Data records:

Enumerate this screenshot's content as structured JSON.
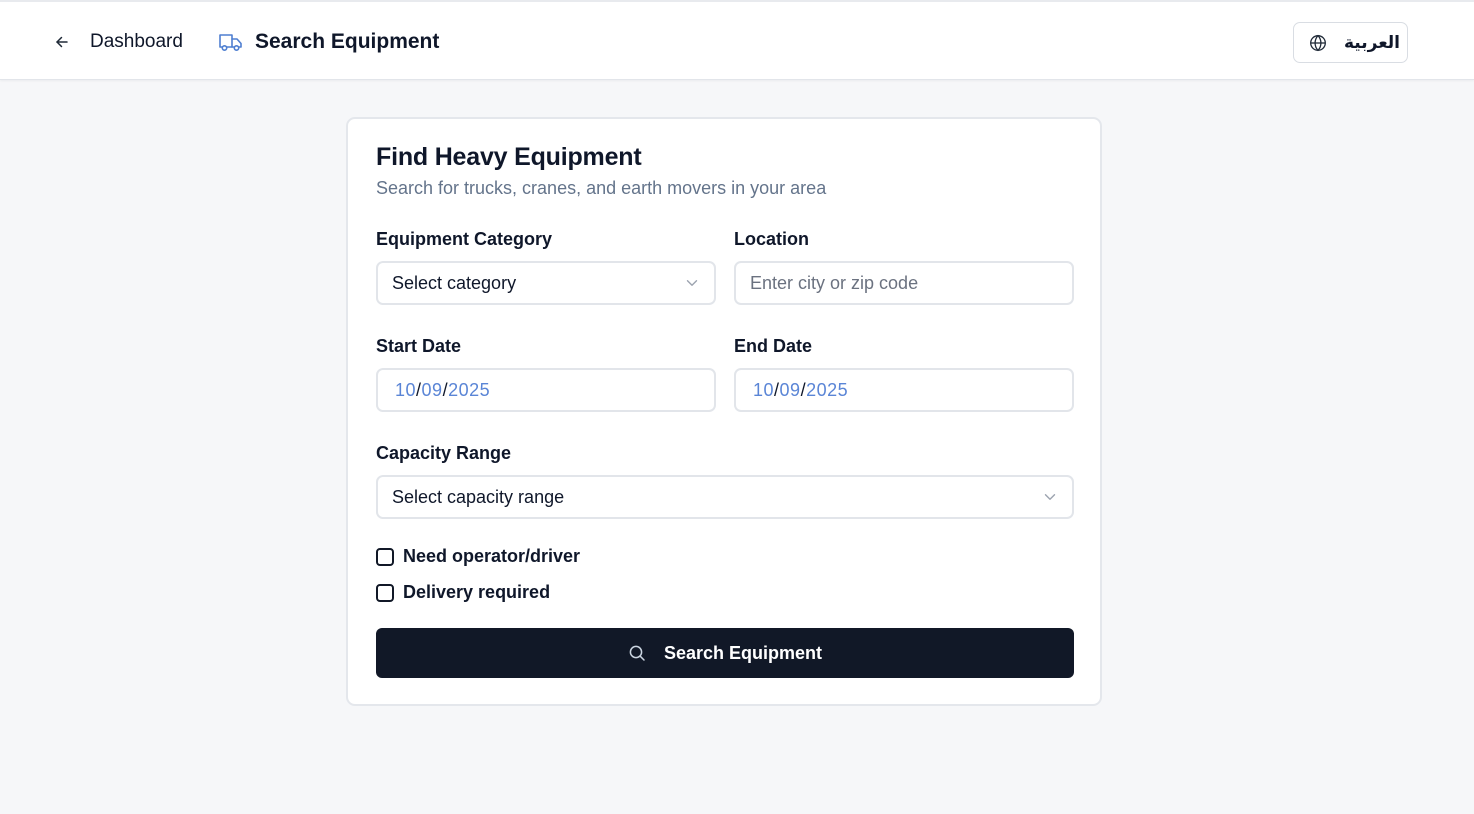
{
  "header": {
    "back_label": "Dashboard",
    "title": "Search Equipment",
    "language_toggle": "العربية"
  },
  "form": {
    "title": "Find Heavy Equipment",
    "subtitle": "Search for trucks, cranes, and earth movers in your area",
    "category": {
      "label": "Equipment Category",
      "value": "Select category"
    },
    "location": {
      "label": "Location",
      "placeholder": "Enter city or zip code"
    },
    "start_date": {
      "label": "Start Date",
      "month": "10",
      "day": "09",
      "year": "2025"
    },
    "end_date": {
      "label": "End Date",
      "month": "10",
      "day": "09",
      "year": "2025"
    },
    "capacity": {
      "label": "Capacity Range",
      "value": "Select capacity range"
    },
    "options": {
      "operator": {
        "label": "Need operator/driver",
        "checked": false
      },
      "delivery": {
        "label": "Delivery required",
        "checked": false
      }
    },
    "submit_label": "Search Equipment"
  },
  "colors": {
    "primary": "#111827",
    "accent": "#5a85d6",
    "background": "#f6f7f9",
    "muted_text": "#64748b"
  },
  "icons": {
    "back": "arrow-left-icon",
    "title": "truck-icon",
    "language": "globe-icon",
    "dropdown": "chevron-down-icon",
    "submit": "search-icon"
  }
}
---
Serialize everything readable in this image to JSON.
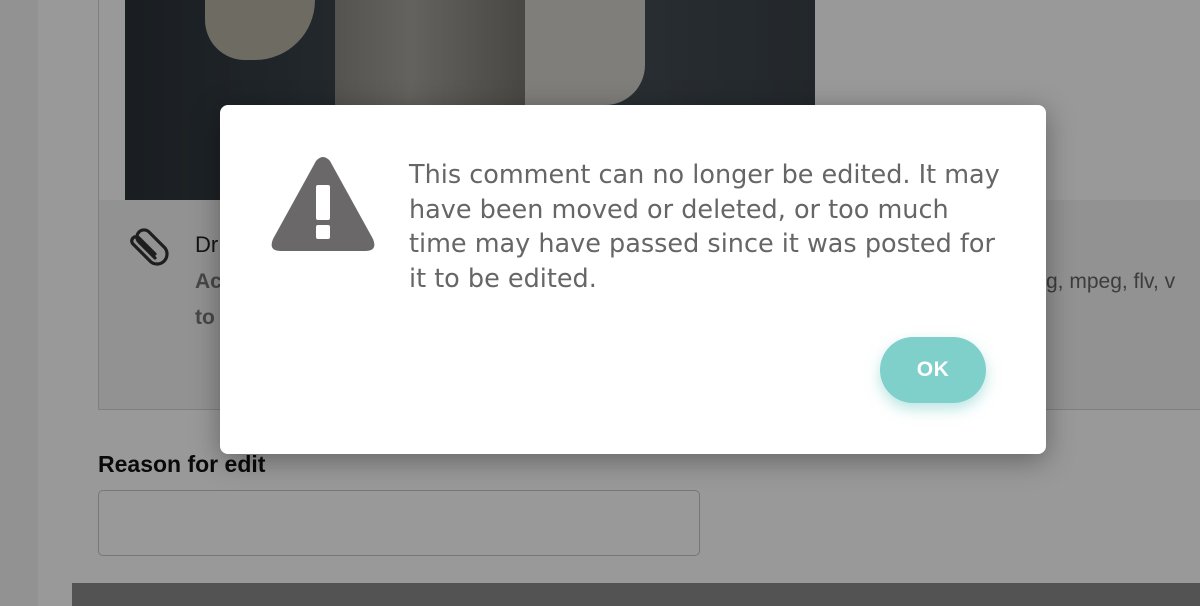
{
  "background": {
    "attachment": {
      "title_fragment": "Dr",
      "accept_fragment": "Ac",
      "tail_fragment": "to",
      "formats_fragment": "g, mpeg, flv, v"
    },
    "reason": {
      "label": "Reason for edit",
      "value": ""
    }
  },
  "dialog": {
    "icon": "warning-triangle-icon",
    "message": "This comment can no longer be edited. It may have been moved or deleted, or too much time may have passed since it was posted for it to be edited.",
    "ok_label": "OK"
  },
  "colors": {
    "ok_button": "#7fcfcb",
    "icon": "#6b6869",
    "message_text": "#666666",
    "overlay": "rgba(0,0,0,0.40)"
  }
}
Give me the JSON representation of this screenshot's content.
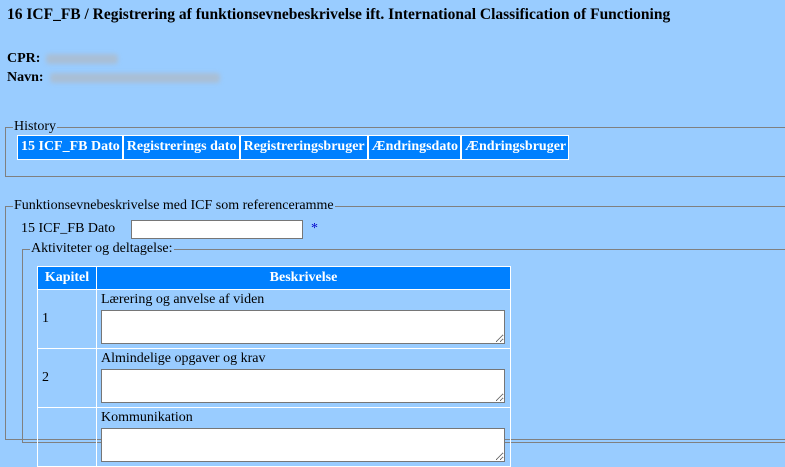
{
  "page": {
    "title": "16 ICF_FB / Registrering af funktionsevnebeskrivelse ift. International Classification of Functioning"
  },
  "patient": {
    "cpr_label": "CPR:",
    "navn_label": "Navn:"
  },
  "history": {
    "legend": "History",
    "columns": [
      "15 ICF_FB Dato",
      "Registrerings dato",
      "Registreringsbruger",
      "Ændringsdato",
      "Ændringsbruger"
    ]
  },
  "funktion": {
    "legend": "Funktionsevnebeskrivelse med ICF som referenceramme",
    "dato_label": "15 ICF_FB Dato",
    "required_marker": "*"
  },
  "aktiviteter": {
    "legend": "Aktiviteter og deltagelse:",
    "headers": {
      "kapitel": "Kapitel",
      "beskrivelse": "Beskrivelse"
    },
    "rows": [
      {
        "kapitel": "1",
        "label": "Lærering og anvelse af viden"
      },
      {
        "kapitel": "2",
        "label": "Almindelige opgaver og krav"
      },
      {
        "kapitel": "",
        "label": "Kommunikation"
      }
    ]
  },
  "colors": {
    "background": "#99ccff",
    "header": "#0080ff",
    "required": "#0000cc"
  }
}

▸ **Your instructions**: Identify and copy all lines with the word "Select".

▸ **Correct result**:
      "value": "Select category"
      "value": "Select capacity range"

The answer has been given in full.